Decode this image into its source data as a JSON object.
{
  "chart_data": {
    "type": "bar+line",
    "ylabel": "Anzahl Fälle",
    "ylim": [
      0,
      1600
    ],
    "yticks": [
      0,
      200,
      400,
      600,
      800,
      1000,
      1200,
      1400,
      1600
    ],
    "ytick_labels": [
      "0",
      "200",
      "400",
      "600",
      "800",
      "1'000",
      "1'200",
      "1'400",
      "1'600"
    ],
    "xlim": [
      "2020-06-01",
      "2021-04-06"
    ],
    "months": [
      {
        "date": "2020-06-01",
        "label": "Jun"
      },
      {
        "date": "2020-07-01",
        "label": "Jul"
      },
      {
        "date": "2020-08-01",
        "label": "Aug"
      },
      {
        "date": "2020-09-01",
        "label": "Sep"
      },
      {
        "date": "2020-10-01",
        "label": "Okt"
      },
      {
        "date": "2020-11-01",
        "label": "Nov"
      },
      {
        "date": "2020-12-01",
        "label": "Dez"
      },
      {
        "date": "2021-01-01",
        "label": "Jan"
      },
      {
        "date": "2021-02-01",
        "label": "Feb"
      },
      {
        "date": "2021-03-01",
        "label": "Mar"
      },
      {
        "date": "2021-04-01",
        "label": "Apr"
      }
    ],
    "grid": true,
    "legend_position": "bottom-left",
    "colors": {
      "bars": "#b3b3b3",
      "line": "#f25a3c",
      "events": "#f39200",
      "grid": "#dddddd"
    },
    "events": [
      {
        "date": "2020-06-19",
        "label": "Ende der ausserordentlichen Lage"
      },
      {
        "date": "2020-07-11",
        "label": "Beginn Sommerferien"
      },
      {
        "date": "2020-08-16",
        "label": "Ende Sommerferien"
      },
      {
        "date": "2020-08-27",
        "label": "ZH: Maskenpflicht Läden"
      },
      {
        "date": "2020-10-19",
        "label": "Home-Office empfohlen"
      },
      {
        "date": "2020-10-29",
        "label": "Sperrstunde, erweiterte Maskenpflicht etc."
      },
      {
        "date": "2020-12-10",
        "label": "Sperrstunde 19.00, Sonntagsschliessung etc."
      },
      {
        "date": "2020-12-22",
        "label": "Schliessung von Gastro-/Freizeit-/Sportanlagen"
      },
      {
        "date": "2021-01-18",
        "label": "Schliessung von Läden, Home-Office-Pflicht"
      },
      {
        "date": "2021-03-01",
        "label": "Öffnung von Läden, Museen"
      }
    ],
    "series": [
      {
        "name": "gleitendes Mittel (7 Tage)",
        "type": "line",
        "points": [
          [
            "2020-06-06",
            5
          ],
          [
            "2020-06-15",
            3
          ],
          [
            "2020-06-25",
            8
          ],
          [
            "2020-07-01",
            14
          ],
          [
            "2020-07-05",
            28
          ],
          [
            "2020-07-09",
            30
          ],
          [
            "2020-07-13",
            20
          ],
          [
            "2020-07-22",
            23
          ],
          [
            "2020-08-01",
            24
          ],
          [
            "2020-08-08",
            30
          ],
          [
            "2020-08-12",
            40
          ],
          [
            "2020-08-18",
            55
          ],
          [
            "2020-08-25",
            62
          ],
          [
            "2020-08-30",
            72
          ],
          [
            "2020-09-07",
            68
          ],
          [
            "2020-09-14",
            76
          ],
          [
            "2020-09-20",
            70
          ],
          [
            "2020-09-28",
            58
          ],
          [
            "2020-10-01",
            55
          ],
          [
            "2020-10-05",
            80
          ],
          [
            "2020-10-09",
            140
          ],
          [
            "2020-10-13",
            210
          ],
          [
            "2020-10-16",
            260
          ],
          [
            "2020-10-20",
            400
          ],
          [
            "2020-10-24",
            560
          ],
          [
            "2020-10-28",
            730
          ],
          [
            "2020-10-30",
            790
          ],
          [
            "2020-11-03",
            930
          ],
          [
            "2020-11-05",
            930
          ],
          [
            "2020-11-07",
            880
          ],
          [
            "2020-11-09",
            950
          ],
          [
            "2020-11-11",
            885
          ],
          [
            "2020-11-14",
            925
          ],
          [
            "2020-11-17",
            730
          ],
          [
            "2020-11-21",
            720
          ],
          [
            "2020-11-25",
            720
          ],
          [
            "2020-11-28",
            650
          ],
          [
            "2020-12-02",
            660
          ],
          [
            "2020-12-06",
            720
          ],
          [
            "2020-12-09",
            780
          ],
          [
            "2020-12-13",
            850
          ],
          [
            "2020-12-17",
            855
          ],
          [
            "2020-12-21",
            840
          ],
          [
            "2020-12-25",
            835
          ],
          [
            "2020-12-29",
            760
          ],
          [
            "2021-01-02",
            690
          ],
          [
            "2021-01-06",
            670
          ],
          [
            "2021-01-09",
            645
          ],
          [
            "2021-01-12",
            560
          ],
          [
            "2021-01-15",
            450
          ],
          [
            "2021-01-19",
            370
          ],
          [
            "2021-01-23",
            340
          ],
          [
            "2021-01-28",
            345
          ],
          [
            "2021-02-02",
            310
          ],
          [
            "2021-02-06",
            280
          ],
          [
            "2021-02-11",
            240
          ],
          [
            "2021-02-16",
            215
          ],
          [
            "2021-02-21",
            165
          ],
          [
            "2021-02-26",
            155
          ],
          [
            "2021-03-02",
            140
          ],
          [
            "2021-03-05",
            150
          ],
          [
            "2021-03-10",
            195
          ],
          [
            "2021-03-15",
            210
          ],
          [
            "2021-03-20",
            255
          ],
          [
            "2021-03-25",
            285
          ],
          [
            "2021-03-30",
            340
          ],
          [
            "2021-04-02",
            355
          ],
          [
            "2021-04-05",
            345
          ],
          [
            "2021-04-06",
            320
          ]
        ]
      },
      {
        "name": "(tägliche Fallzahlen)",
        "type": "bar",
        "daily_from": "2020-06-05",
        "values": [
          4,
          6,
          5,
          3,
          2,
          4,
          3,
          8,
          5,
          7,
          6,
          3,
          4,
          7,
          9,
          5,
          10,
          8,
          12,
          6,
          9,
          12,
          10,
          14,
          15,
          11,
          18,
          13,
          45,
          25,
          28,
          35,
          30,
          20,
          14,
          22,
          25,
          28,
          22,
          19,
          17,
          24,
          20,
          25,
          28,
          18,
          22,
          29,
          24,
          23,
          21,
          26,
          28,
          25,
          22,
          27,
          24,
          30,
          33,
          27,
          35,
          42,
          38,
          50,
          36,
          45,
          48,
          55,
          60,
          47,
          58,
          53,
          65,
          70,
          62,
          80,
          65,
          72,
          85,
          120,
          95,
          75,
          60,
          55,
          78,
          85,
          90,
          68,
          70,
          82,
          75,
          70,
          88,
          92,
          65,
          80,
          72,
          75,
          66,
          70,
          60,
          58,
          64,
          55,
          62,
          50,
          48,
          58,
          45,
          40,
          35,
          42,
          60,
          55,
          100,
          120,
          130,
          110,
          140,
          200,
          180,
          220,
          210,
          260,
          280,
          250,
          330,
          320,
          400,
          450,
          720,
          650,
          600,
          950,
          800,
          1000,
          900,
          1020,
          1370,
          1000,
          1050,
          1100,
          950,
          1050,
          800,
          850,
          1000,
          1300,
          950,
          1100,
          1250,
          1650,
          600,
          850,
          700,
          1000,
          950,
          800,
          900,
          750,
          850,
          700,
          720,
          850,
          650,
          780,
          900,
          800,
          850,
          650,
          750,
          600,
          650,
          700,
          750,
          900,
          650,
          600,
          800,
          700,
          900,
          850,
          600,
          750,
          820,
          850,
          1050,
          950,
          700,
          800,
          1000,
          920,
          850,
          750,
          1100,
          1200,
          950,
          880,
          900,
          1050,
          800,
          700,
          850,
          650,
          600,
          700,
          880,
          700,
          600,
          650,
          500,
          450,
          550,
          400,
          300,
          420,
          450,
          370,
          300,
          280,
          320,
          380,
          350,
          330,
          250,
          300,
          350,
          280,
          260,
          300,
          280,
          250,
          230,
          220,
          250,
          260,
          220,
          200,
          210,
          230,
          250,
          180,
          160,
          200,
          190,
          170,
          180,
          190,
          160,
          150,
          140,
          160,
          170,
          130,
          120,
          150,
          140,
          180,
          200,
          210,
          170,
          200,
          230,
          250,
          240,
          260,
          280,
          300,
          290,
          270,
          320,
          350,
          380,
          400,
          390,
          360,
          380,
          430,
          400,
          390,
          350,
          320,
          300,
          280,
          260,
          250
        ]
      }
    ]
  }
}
■ ■ ■ ■
● **Exercise instructions**:
Find the lines above that contain the word "Office" and collect them.

● **Exercise response**:
        "label": "Home-Office empfohlen"
        "label": "Schliessung von Läden, Home-Office-Pflicht"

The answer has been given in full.